- [GIVEN TASK A]: Replace "book-page" with "scanned-page" throughout the records, and leave every other part of their lines unchanged.

- [DOCUMENT SEGMENT]:
=-=-=

Sunday, May 1, 2011

Reading List - May 1, 2010

Besides, I cannot believe it is already May, I have added some new articles of interest...


The Woodstock of Capitalism


Warren Buffett, annual shareholder meeting has been going on.  Highlights include:
  1. Buffett is taking a hard line against the David Sokol/Lubrizol incident.  He has said that he should have been more vigilant in knowing about Sokol's trades.
  2. His successor, although not named, is "straight as an arrow."
  3. Due to Japanese earthquake, Berkshire may have to incur the first underwriting loss in years
  4. The "elephant gun" is still loaded.  The Sokol/Lubrizol incident will not slow Buffett down and look forward to future deals.  Most likely, the deals will be overseas (i.e. India)
  5. Berkshire's value would go down if Berkshire paid a dividend.  It would signal to the market Mr. Buffett could not re-invest capital at a high enough hurdle rate.
Buffett Still Stands To Build Wealth for Shareholders: Gabelli (click here)
Berkshire Gets Tough With Sokol As Meeting Nears (click here)
Berkshire May Have Underwriting Loss on Disasters (click here)
Guessing Game Builds Over Buffett's Next Deal (click here)
Berkshire Stock Would Drop If Company Began Paying Dividend (click here)

Bernanke & inflation

I couldn't agree with this analysis anymore! From CNBC:

...But quantitative easing does seem to be doing a good job of creating inflation expectations. As Larry Kudlow pointed out yesterday, “inflation-sensitive market-price indicators — like rising gold, oil, and commodity indexes, and the falling dollar exchange rate — are trying to signal higher future inflation.”

=-=-=

- [DATA RECORDS]:
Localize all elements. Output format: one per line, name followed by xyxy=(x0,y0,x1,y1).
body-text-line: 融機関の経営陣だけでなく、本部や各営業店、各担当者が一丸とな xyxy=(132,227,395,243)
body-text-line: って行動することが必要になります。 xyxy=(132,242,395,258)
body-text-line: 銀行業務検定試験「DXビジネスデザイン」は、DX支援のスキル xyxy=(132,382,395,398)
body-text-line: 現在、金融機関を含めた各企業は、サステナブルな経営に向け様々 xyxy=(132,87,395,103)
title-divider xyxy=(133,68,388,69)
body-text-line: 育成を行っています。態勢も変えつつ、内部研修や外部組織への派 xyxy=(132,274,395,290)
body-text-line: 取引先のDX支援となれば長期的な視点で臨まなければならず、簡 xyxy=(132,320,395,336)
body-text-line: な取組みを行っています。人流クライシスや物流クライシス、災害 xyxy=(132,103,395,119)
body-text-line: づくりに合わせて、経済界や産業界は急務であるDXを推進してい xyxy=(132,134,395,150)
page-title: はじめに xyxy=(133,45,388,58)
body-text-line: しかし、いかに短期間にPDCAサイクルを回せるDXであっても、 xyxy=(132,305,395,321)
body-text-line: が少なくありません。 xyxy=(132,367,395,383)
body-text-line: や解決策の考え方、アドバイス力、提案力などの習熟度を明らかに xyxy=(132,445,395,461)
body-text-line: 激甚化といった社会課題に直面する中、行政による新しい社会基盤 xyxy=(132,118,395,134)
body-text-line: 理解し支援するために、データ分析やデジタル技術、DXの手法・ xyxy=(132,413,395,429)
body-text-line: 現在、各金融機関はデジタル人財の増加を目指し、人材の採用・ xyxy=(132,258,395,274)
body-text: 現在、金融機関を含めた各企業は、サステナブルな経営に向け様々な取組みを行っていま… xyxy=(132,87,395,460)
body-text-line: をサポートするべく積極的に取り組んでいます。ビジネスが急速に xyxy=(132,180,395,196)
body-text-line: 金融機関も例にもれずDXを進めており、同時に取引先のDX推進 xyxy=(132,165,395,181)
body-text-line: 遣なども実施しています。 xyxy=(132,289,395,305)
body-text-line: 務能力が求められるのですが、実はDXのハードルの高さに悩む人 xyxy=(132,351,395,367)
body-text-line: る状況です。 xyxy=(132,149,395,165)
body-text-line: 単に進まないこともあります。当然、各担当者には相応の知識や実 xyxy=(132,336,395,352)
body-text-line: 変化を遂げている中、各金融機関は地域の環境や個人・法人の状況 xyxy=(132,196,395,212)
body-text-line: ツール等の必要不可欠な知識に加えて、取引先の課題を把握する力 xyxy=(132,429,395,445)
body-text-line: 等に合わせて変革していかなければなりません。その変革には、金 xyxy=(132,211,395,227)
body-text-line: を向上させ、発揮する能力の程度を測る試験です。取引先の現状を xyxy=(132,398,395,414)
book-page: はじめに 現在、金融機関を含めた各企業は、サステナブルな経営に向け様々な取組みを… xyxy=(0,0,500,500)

=-=-=

- [GIVEN TASK B]: Transcribe the reading list post between "Reading List - May" and "overseas (i.e. India)", inclusive.

- [CORRECT RESULT A]:
Localize all elements. Output format: one per line, name followed by xyxy=(x0,y0,x1,y1).
body-text-line: 融機関の経営陣だけでなく、本部や各営業店、各担当者が一丸とな xyxy=(132,227,395,243)
body-text-line: って行動することが必要になります。 xyxy=(132,242,395,258)
body-text-line: 銀行業務検定試験「DXビジネスデザイン」は、DX支援のスキル xyxy=(132,382,395,398)
body-text-line: 現在、金融機関を含めた各企業は、サステナブルな経営に向け様々 xyxy=(132,87,395,103)
title-divider xyxy=(133,68,388,69)
body-text-line: 育成を行っています。態勢も変えつつ、内部研修や外部組織への派 xyxy=(132,274,395,290)
body-text-line: 取引先のDX支援となれば長期的な視点で臨まなければならず、簡 xyxy=(132,320,395,336)
body-text-line: な取組みを行っています。人流クライシスや物流クライシス、災害 xyxy=(132,103,395,119)
body-text-line: づくりに合わせて、経済界や産業界は急務であるDXを推進してい xyxy=(132,134,395,150)
page-title: はじめに xyxy=(133,45,388,58)
body-text-line: しかし、いかに短期間にPDCAサイクルを回せるDXであっても、 xyxy=(132,305,395,321)
body-text-line: が少なくありません。 xyxy=(132,367,395,383)
body-text-line: や解決策の考え方、アドバイス力、提案力などの習熟度を明らかに xyxy=(132,445,395,461)
body-text-line: 激甚化といった社会課題に直面する中、行政による新しい社会基盤 xyxy=(132,118,395,134)
body-text-line: 理解し支援するために、データ分析やデジタル技術、DXの手法・ xyxy=(132,413,395,429)
body-text-line: 現在、各金融機関はデジタル人財の増加を目指し、人材の採用・ xyxy=(132,258,395,274)
body-text: 現在、金融機関を含めた各企業は、サステナブルな経営に向け様々な取組みを行っていま… xyxy=(132,87,395,460)
body-text-line: をサポートするべく積極的に取り組んでいます。ビジネスが急速に xyxy=(132,180,395,196)
body-text-line: 金融機関も例にもれずDXを進めており、同時に取引先のDX推進 xyxy=(132,165,395,181)
body-text-line: 遣なども実施しています。 xyxy=(132,289,395,305)
body-text-line: 務能力が求められるのですが、実はDXのハードルの高さに悩む人 xyxy=(132,351,395,367)
body-text-line: る状況です。 xyxy=(132,149,395,165)
body-text-line: 単に進まないこともあります。当然、各担当者には相応の知識や実 xyxy=(132,336,395,352)
body-text-line: 変化を遂げている中、各金融機関は地域の環境や個人・法人の状況 xyxy=(132,196,395,212)
body-text-line: ツール等の必要不可欠な知識に加えて、取引先の課題を把握する力 xyxy=(132,429,395,445)
body-text-line: 等に合わせて変革していかなければなりません。その変革には、金 xyxy=(132,211,395,227)
body-text-line: を向上させ、発揮する能力の程度を測る試験です。取引先の現状を xyxy=(132,398,395,414)
scanned-page: はじめに 現在、金融機関を含めた各企業は、サステナブルな経営に向け様々な取組みを… xyxy=(0,0,500,500)

- [CORRECT RESULT B]:
Reading List - May 1, 2010

Besides, I cannot believe it is already May, I have added some new articles of interest...


The Woodstock of Capitalism


Warren Buffett, annual shareholder meeting has been going on.  Highlights include:
  1. Buffett is taking a hard line against the David Sokol/Lubrizol incident.  He has said that he should have been more vigilant in knowing about Sokol's trades.
  2. His successor, although not named, is "straight as an arrow."
  3. Due to Japanese earthquake, Berkshire may have to incur the first underwriting loss in years
  4. The "elephant gun" is still loaded.  The Sokol/Lubrizol incident will not slow Buffett down and look forward to future deals.  Most likely, the deals will be overseas (i.e. India)